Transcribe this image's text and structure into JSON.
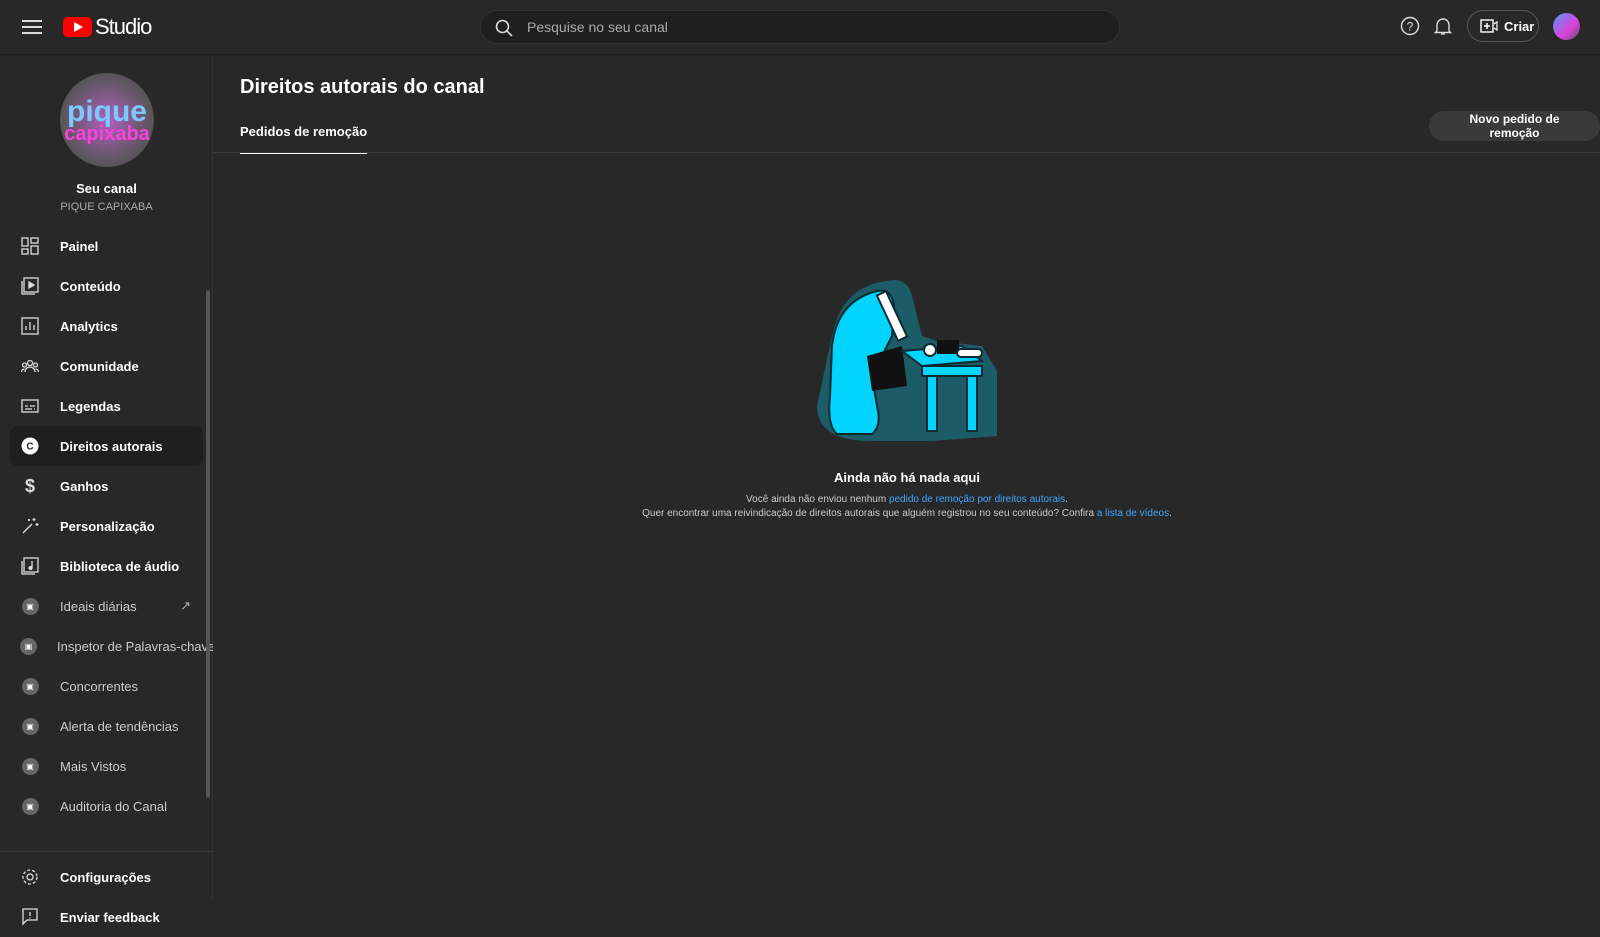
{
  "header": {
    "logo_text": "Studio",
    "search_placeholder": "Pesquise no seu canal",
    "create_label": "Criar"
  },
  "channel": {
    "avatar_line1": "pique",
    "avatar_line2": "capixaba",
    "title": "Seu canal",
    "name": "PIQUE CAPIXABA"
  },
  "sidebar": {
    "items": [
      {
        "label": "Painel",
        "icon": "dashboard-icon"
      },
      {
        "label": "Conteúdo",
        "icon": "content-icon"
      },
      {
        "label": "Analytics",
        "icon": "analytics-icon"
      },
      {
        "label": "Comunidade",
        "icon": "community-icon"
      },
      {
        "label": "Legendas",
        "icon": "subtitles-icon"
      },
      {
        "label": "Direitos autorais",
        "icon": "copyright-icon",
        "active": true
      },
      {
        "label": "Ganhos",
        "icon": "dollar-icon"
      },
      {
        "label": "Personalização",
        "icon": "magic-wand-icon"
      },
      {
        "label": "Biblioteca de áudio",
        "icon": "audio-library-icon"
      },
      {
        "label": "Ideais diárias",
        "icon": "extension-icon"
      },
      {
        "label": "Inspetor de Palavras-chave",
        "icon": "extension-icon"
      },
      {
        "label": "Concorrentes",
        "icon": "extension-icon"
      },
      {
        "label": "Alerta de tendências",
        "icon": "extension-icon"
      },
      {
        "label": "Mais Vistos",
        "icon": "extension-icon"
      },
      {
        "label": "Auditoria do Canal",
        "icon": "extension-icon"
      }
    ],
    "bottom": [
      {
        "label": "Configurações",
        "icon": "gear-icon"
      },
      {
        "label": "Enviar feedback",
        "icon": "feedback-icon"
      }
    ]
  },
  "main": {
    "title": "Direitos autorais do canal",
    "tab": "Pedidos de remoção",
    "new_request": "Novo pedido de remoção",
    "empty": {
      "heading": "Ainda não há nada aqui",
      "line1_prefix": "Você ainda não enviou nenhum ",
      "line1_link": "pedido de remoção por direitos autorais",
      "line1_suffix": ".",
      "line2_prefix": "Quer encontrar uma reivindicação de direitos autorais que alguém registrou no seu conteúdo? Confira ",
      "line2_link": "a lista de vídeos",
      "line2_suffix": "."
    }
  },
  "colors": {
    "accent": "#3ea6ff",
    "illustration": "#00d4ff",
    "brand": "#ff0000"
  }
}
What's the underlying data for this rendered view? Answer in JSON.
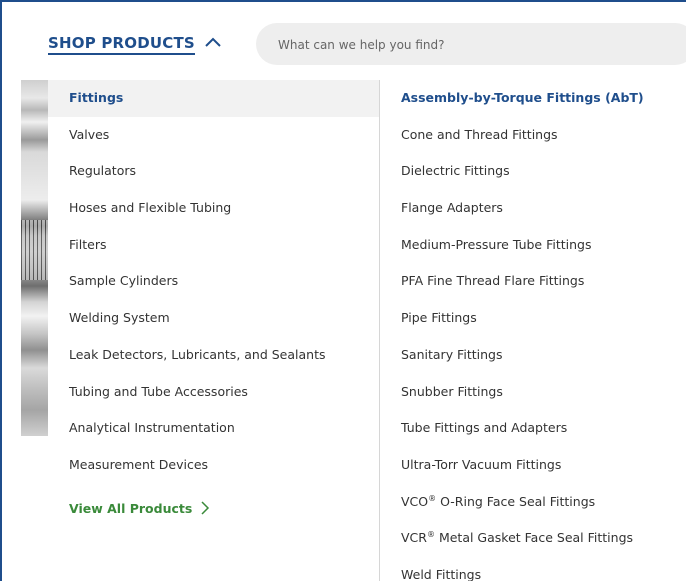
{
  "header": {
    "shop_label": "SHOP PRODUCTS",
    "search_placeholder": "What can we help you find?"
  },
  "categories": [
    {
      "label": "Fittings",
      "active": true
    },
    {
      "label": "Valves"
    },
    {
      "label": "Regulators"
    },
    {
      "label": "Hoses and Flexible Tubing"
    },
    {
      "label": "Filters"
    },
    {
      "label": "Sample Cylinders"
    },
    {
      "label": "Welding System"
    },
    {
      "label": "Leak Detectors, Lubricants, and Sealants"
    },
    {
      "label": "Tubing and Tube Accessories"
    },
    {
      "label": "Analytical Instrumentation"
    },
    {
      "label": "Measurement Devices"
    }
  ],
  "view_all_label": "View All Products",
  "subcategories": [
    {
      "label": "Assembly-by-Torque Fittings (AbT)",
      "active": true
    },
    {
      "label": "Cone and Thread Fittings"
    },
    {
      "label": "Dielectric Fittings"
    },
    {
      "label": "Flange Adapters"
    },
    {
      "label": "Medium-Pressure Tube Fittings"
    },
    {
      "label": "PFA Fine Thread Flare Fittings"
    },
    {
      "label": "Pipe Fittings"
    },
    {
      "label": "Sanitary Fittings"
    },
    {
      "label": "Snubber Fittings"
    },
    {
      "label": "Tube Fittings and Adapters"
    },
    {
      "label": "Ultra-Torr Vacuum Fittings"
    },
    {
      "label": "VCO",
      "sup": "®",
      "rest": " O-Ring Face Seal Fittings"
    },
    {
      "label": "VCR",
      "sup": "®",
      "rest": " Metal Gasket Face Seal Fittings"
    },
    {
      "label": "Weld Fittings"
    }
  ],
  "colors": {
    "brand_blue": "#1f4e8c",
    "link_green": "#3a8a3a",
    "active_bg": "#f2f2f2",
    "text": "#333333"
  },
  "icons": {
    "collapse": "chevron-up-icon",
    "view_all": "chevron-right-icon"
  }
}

= = = = =

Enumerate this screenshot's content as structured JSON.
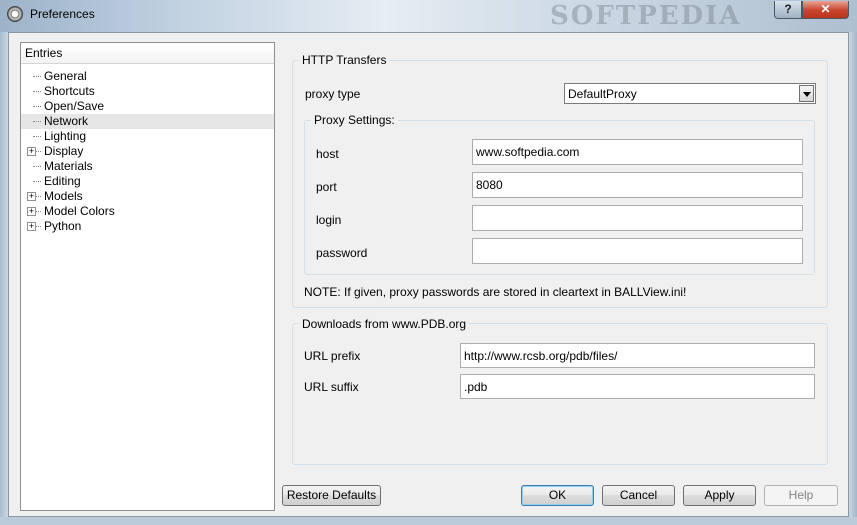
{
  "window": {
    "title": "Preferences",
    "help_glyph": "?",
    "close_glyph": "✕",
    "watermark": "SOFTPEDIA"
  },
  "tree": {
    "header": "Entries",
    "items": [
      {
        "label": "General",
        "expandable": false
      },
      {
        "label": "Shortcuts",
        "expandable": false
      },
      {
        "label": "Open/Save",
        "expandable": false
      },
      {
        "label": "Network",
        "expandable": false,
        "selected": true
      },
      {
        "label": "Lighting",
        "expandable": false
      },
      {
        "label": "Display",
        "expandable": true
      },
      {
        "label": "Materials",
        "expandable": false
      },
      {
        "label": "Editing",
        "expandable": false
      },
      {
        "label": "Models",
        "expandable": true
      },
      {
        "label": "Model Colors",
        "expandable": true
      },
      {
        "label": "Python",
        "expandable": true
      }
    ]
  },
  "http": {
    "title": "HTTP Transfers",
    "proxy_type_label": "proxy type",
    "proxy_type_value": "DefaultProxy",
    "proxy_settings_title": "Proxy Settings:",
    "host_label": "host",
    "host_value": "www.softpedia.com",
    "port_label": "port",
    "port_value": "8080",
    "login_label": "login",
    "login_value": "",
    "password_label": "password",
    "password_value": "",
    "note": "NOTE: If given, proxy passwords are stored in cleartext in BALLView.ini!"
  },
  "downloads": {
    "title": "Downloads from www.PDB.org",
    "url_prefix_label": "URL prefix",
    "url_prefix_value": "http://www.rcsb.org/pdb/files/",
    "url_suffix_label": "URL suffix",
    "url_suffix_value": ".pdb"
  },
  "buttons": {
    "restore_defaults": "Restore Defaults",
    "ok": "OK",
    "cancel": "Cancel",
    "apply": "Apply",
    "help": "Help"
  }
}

= = = = =

▸ **GOAL**
Gather every line from the listing above in which "this" appears, and copy those lines.

▸ **SOLUTION TO THE PROBLEM**
Transcribe this image's text and structure into JSON.
What's the underlying data for this rendered view? Answer in JSON.
Enumerate this screenshot's content as structured JSON.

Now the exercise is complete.